Instruction
Repeat every entry word for word, skipping the pictures.

○ ○ ○ ○ ○

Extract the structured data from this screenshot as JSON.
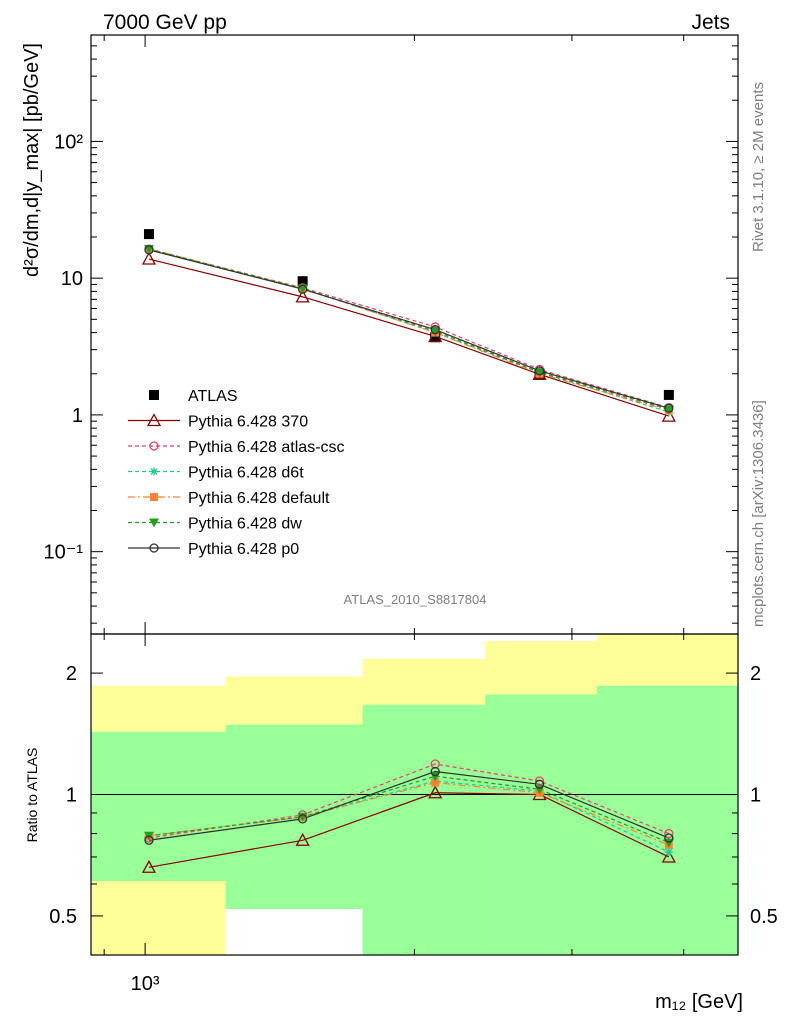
{
  "header": {
    "left": "7000 GeV pp",
    "right": "Jets"
  },
  "side_labels": {
    "top": "Rivet 3.1.10, ≥ 2M events",
    "bottom": "mcplots.cern.ch [arXiv:1306.3436]"
  },
  "analysis_label": "ATLAS_2010_S8817804",
  "chart_data": [
    {
      "type": "line",
      "panel": "main",
      "ylabel": "d²σ/dm,d|y_max| [pb/GeV]",
      "yscale": "log",
      "xscale": "log",
      "ylim": [
        0.025,
        600
      ],
      "y_ticks": [
        "10⁻¹",
        "1",
        "10",
        "10²"
      ],
      "x": [
        1010,
        1500,
        2110,
        2760,
        3850
      ],
      "series": [
        {
          "name": "ATLAS",
          "color": "#000000",
          "marker": "square",
          "line": "none",
          "values": [
            21.0,
            9.5,
            3.7,
            2.0,
            1.4
          ]
        },
        {
          "name": "Pythia 6.428 370",
          "color": "#8b0000",
          "marker": "triangle-open",
          "line": "solid",
          "values": [
            13.8,
            7.3,
            3.75,
            1.98,
            0.98
          ]
        },
        {
          "name": "Pythia 6.428 atlas-csc",
          "color": "#e8406a",
          "marker": "circle-open",
          "line": "dashed",
          "values": [
            16.3,
            8.5,
            4.4,
            2.15,
            1.13
          ]
        },
        {
          "name": "Pythia 6.428 d6t",
          "color": "#1fc99a",
          "marker": "asterisk",
          "line": "dashed",
          "values": [
            16.4,
            8.4,
            4.0,
            2.05,
            1.05
          ]
        },
        {
          "name": "Pythia 6.428 default",
          "color": "#ff8030",
          "marker": "square-filled",
          "line": "dashdot",
          "values": [
            16.4,
            8.4,
            4.0,
            2.0,
            1.08
          ]
        },
        {
          "name": "Pythia 6.428 dw",
          "color": "#20a020",
          "marker": "triangle-down",
          "line": "dashed",
          "values": [
            16.3,
            8.4,
            4.1,
            2.05,
            1.1
          ]
        },
        {
          "name": "Pythia 6.428 p0",
          "color": "#303030",
          "marker": "circle-open",
          "line": "solid",
          "values": [
            16.1,
            8.3,
            4.2,
            2.1,
            1.12
          ]
        }
      ]
    },
    {
      "type": "line",
      "panel": "ratio",
      "ylabel": "Ratio to ATLAS",
      "xlabel": "m₁₂ [GeV]",
      "yscale": "log",
      "xscale": "log",
      "xlim": [
        870,
        4600
      ],
      "ylim": [
        0.4,
        2.5
      ],
      "y_ticks": [
        "0.5",
        "1",
        "2"
      ],
      "x_ticks": [
        "10³"
      ],
      "x": [
        1010,
        1500,
        2110,
        2760,
        3850
      ],
      "bins": [
        [
          870,
          1230
        ],
        [
          1230,
          1750
        ],
        [
          1750,
          2400
        ],
        [
          2400,
          3200
        ],
        [
          3200,
          4600
        ]
      ],
      "band_outer": [
        [
          0.35,
          1.86
        ],
        [
          0.52,
          1.96
        ],
        [
          0.35,
          2.17
        ],
        [
          0.35,
          2.4
        ],
        [
          0.35,
          2.5
        ]
      ],
      "band_inner": [
        [
          0.61,
          1.43
        ],
        [
          0.52,
          1.49
        ],
        [
          0.35,
          1.67
        ],
        [
          0.35,
          1.77
        ],
        [
          0.35,
          1.86
        ]
      ],
      "band_outer_color": "#ffff99",
      "band_inner_color": "#99ff99",
      "series": [
        {
          "name": "Pythia 6.428 370",
          "color": "#8b0000",
          "marker": "triangle-open",
          "line": "solid",
          "values": [
            0.66,
            0.77,
            1.01,
            1.0,
            0.7
          ]
        },
        {
          "name": "Pythia 6.428 atlas-csc",
          "color": "#e8406a",
          "marker": "circle-open",
          "line": "dashed",
          "values": [
            0.78,
            0.89,
            1.19,
            1.08,
            0.8
          ]
        },
        {
          "name": "Pythia 6.428 d6t",
          "color": "#1fc99a",
          "marker": "asterisk",
          "line": "dashed",
          "values": [
            0.79,
            0.88,
            1.08,
            1.02,
            0.72
          ]
        },
        {
          "name": "Pythia 6.428 default",
          "color": "#ff8030",
          "marker": "square-filled",
          "line": "dashdot",
          "values": [
            0.79,
            0.88,
            1.07,
            1.01,
            0.75
          ]
        },
        {
          "name": "Pythia 6.428 dw",
          "color": "#20a020",
          "marker": "triangle-down",
          "line": "dashed",
          "values": [
            0.79,
            0.88,
            1.11,
            1.03,
            0.76
          ]
        },
        {
          "name": "Pythia 6.428 p0",
          "color": "#303030",
          "marker": "circle-open",
          "line": "solid",
          "values": [
            0.77,
            0.87,
            1.14,
            1.06,
            0.78
          ]
        }
      ]
    }
  ]
}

○ ○ ○ ○ ○

Result below
Extract the structured data from this screenshot as JSON.
{
  "header": {
    "left": "7000 GeV pp",
    "right": "Jets"
  },
  "side_labels": {
    "top": "Rivet 3.1.10, ≥ 2M events",
    "bottom": "mcplots.cern.ch [arXiv:1306.3436]"
  },
  "analysis_label": "ATLAS_2010_S8817804",
  "chart_data": [
    {
      "type": "line",
      "panel": "main",
      "ylabel": "d²σ/dm,d|y_max| [pb/GeV]",
      "yscale": "log",
      "xscale": "log",
      "ylim": [
        0.025,
        600
      ],
      "y_ticks": [
        "10⁻¹",
        "1",
        "10",
        "10²"
      ],
      "x": [
        1010,
        1500,
        2110,
        2760,
        3850
      ],
      "series": [
        {
          "name": "ATLAS",
          "color": "#000000",
          "marker": "square",
          "line": "none",
          "values": [
            21.0,
            9.5,
            3.7,
            2.0,
            1.4
          ]
        },
        {
          "name": "Pythia 6.428 370",
          "color": "#8b0000",
          "marker": "triangle-open",
          "line": "solid",
          "values": [
            13.8,
            7.3,
            3.75,
            1.98,
            0.98
          ]
        },
        {
          "name": "Pythia 6.428 atlas-csc",
          "color": "#e8406a",
          "marker": "circle-open",
          "line": "dashed",
          "values": [
            16.3,
            8.5,
            4.4,
            2.15,
            1.13
          ]
        },
        {
          "name": "Pythia 6.428 d6t",
          "color": "#1fc99a",
          "marker": "asterisk",
          "line": "dashed",
          "values": [
            16.4,
            8.4,
            4.0,
            2.05,
            1.05
          ]
        },
        {
          "name": "Pythia 6.428 default",
          "color": "#ff8030",
          "marker": "square-filled",
          "line": "dashdot",
          "values": [
            16.4,
            8.4,
            4.0,
            2.0,
            1.08
          ]
        },
        {
          "name": "Pythia 6.428 dw",
          "color": "#20a020",
          "marker": "triangle-down",
          "line": "dashed",
          "values": [
            16.3,
            8.4,
            4.1,
            2.05,
            1.1
          ]
        },
        {
          "name": "Pythia 6.428 p0",
          "color": "#303030",
          "marker": "circle-open",
          "line": "solid",
          "values": [
            16.1,
            8.3,
            4.2,
            2.1,
            1.12
          ]
        }
      ]
    },
    {
      "type": "line",
      "panel": "ratio",
      "ylabel": "Ratio to ATLAS",
      "xlabel": "m₁₂ [GeV]",
      "yscale": "log",
      "xscale": "log",
      "xlim": [
        870,
        4600
      ],
      "ylim": [
        0.4,
        2.5
      ],
      "y_ticks": [
        "0.5",
        "1",
        "2"
      ],
      "x_ticks": [
        "10³"
      ],
      "x": [
        1010,
        1500,
        2110,
        2760,
        3850
      ],
      "bins": [
        [
          870,
          1230
        ],
        [
          1230,
          1750
        ],
        [
          1750,
          2400
        ],
        [
          2400,
          3200
        ],
        [
          3200,
          4600
        ]
      ],
      "band_outer": [
        [
          0.35,
          1.86
        ],
        [
          0.52,
          1.96
        ],
        [
          0.35,
          2.17
        ],
        [
          0.35,
          2.4
        ],
        [
          0.35,
          2.5
        ]
      ],
      "band_inner": [
        [
          0.61,
          1.43
        ],
        [
          0.52,
          1.49
        ],
        [
          0.35,
          1.67
        ],
        [
          0.35,
          1.77
        ],
        [
          0.35,
          1.86
        ]
      ],
      "band_outer_color": "#ffff99",
      "band_inner_color": "#99ff99",
      "series": [
        {
          "name": "Pythia 6.428 370",
          "color": "#8b0000",
          "marker": "triangle-open",
          "line": "solid",
          "values": [
            0.66,
            0.77,
            1.01,
            1.0,
            0.7
          ]
        },
        {
          "name": "Pythia 6.428 atlas-csc",
          "color": "#e8406a",
          "marker": "circle-open",
          "line": "dashed",
          "values": [
            0.78,
            0.89,
            1.19,
            1.08,
            0.8
          ]
        },
        {
          "name": "Pythia 6.428 d6t",
          "color": "#1fc99a",
          "marker": "asterisk",
          "line": "dashed",
          "values": [
            0.79,
            0.88,
            1.08,
            1.02,
            0.72
          ]
        },
        {
          "name": "Pythia 6.428 default",
          "color": "#ff8030",
          "marker": "square-filled",
          "line": "dashdot",
          "values": [
            0.79,
            0.88,
            1.07,
            1.01,
            0.75
          ]
        },
        {
          "name": "Pythia 6.428 dw",
          "color": "#20a020",
          "marker": "triangle-down",
          "line": "dashed",
          "values": [
            0.79,
            0.88,
            1.11,
            1.03,
            0.76
          ]
        },
        {
          "name": "Pythia 6.428 p0",
          "color": "#303030",
          "marker": "circle-open",
          "line": "solid",
          "values": [
            0.77,
            0.87,
            1.14,
            1.06,
            0.78
          ]
        }
      ]
    }
  ]
}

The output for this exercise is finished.